Go through the listing and return every line with "right" in it.

---------- Items ----------

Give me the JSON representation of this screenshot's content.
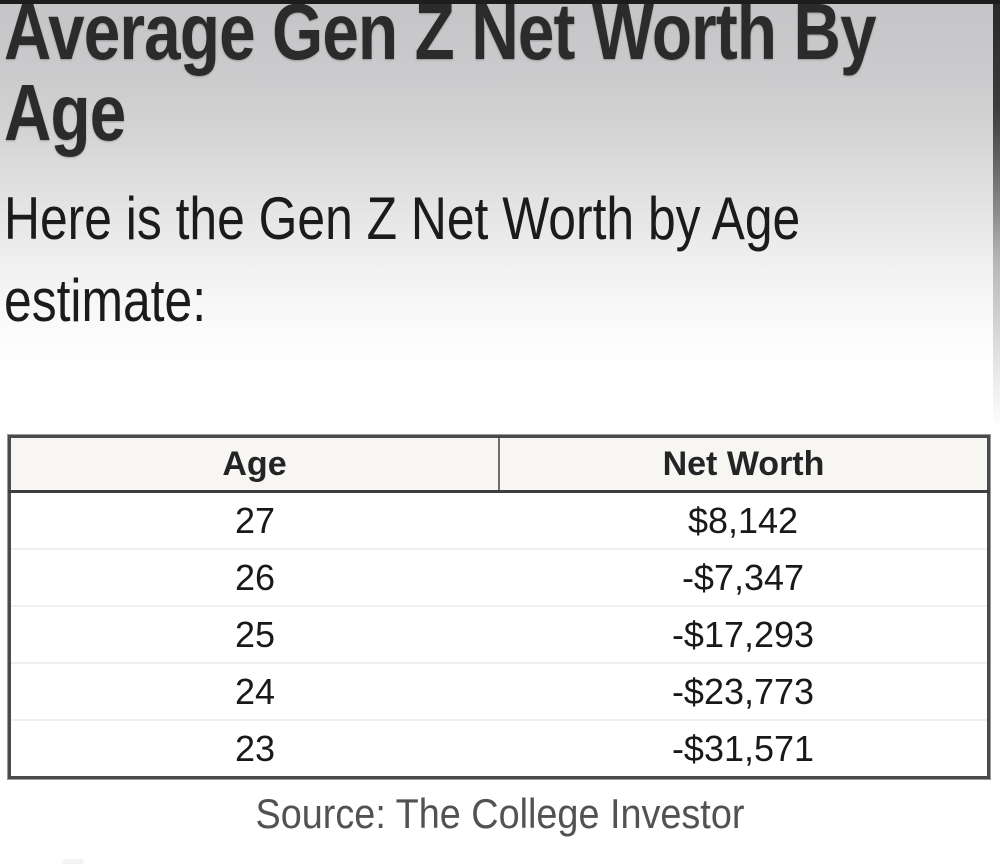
{
  "header": {
    "title_line1": "Average Gen Z Net Worth By",
    "title_line2": "Age"
  },
  "intro": {
    "line1": "Here is the Gen Z Net Worth by Age",
    "line2": "estimate:"
  },
  "table": {
    "columns": [
      "Age",
      "Net Worth"
    ],
    "rows": [
      {
        "age": "27",
        "net_worth": "$8,142"
      },
      {
        "age": "26",
        "net_worth": "-$7,347"
      },
      {
        "age": "25",
        "net_worth": "-$17,293"
      },
      {
        "age": "24",
        "net_worth": "-$23,773"
      },
      {
        "age": "23",
        "net_worth": "-$31,571"
      }
    ]
  },
  "footer": {
    "source": "Source: The College Investor"
  },
  "colors": {
    "heading_text": "#2b2b2c",
    "body_text": "#19191b",
    "table_border": "#4a4a4c",
    "table_header_bg": "#f8f6f2",
    "row_divider": "#f1efeb",
    "source_text": "#525254",
    "top_gradient_gray": "#c5c5c7",
    "edge_dark": "#1d1d1e"
  }
}
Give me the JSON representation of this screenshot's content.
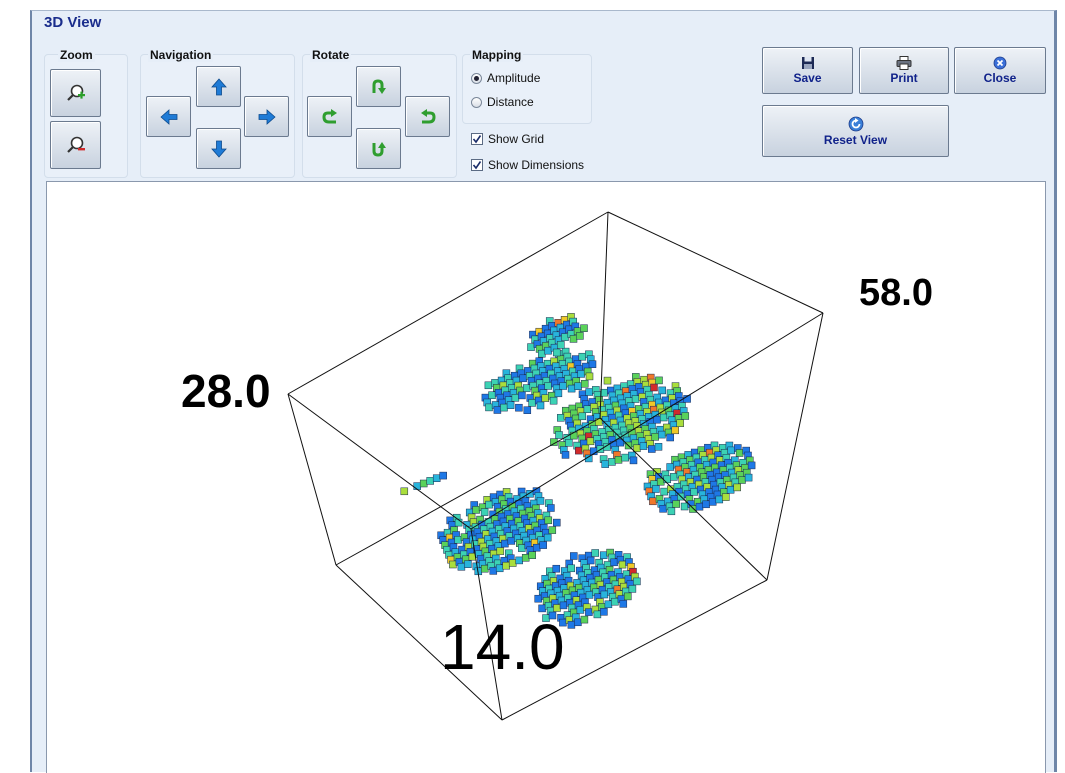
{
  "window": {
    "title": "3D View"
  },
  "zoom": {
    "label": "Zoom",
    "buttons": [
      {
        "icon": "zoom-in-icon"
      },
      {
        "icon": "zoom-out-icon"
      }
    ]
  },
  "navigation": {
    "label": "Navigation",
    "buttons": [
      {
        "icon": "arrow-up-icon"
      },
      {
        "icon": "arrow-left-icon"
      },
      {
        "icon": "arrow-right-icon"
      },
      {
        "icon": "arrow-down-icon"
      }
    ]
  },
  "rotate": {
    "label": "Rotate",
    "buttons": [
      {
        "icon": "rotate-up-icon"
      },
      {
        "icon": "rotate-left-icon"
      },
      {
        "icon": "rotate-right-icon"
      },
      {
        "icon": "rotate-down-icon"
      }
    ]
  },
  "mapping": {
    "label": "Mapping",
    "options": [
      {
        "label": "Amplitude",
        "selected": true
      },
      {
        "label": "Distance",
        "selected": false
      }
    ],
    "checks": [
      {
        "label": "Show Grid",
        "checked": true
      },
      {
        "label": "Show Dimensions",
        "checked": true
      }
    ]
  },
  "actions": {
    "save": "Save",
    "print": "Print",
    "close": "Close",
    "reset": "Reset View"
  },
  "view3d": {
    "dimensions": {
      "depth": "28.0",
      "width": "58.0",
      "height": "14.0"
    },
    "show_grid": true,
    "colormap": [
      "#1e3cc8",
      "#1e78e6",
      "#28b4dc",
      "#3cd2b4",
      "#5ad25a",
      "#aade3c",
      "#f0c828",
      "#f0782a",
      "#d22a2a"
    ]
  }
}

----------

Solution for this task ▸
        "icon": "arrow-right-icon"
        "icon": "rotate-right-icon"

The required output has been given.